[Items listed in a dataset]
━━━
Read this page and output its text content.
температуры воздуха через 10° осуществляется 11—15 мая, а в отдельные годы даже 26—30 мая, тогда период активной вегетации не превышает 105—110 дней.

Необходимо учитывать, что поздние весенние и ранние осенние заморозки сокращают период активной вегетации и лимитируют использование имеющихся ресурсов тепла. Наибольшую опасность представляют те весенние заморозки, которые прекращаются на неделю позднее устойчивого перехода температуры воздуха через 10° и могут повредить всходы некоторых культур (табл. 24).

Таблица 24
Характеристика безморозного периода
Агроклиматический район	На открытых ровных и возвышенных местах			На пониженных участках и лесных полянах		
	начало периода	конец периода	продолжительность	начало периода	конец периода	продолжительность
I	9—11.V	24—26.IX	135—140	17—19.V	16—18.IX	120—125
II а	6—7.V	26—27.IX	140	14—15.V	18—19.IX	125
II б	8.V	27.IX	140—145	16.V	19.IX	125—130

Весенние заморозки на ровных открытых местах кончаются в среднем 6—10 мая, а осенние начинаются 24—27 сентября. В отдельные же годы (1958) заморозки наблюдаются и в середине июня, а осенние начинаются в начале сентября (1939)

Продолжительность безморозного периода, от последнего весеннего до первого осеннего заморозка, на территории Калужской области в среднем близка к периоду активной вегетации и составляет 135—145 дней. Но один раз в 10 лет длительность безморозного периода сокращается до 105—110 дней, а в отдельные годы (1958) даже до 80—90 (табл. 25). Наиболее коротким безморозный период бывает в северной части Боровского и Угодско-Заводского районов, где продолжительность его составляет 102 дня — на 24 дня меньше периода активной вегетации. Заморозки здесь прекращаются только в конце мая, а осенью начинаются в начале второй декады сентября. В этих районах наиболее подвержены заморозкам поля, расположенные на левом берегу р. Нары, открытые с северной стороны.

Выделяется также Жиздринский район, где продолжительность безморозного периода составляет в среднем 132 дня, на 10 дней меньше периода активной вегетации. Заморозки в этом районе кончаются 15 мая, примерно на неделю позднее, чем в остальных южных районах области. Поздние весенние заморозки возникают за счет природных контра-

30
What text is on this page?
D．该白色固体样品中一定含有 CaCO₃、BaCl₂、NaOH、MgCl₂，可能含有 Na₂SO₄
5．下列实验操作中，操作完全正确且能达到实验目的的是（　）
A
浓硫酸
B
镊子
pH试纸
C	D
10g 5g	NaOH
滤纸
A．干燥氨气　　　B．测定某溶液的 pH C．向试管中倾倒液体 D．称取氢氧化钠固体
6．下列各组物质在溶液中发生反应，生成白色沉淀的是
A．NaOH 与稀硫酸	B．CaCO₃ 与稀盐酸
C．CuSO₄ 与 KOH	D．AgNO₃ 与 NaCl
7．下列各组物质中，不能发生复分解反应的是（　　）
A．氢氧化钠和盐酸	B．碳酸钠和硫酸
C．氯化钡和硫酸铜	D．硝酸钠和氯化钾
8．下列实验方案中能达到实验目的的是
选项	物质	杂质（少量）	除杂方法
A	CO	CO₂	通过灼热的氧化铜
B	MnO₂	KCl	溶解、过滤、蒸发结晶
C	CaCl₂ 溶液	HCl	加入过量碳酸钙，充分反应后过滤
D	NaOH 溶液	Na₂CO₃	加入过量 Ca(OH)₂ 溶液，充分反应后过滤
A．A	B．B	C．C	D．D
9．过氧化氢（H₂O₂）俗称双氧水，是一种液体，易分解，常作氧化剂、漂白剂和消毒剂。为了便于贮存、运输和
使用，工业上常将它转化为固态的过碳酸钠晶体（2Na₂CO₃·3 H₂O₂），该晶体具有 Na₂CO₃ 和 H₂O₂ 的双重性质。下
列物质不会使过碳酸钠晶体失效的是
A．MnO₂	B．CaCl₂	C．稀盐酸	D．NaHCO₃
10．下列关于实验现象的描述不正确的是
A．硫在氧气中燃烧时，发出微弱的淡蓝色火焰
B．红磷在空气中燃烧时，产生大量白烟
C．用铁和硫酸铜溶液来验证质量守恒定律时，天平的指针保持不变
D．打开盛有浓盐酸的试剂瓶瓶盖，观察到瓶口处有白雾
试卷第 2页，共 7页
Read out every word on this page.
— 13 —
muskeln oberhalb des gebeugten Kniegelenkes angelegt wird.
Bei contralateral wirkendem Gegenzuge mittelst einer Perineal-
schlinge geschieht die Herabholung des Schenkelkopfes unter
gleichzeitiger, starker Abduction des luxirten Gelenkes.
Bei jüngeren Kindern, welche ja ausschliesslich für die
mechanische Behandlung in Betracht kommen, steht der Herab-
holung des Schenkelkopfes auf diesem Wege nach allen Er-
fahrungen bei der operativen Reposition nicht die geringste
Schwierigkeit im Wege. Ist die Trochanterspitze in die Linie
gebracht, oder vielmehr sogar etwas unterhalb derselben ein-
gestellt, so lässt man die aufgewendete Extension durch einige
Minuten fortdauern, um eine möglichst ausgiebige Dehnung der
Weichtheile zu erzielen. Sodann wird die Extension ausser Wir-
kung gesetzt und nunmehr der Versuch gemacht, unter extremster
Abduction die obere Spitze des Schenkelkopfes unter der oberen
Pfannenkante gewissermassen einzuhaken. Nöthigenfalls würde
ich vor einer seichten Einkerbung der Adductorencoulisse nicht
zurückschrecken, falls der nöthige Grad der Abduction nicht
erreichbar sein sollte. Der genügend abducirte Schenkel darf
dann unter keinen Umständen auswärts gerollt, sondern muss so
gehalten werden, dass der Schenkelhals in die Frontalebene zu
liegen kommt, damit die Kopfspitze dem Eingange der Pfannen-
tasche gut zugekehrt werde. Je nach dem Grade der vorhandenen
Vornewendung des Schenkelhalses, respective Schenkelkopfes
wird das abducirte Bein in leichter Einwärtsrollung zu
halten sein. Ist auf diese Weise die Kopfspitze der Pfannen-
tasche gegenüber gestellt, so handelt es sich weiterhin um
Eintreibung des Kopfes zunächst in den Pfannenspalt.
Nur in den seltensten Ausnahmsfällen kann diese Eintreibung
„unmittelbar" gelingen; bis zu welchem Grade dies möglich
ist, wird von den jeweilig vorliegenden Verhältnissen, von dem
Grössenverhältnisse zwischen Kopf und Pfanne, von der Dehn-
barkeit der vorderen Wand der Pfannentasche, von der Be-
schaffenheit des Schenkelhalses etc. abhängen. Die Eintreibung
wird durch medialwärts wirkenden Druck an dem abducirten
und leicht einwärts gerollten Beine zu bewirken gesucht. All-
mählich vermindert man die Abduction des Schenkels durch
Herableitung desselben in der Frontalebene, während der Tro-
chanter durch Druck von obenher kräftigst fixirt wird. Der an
━━━
## EXERCISE INSTRUCTIONS
All lines of the data above that include the word "Kopfspitze" must be shown.

## RESPONSE TO THE EXERCISE
liegen kommt, damit die Kopfspitze dem Eingange der Pfannen-
halten sein. Ist auf diese Weise die Kopfspitze der Pfannen-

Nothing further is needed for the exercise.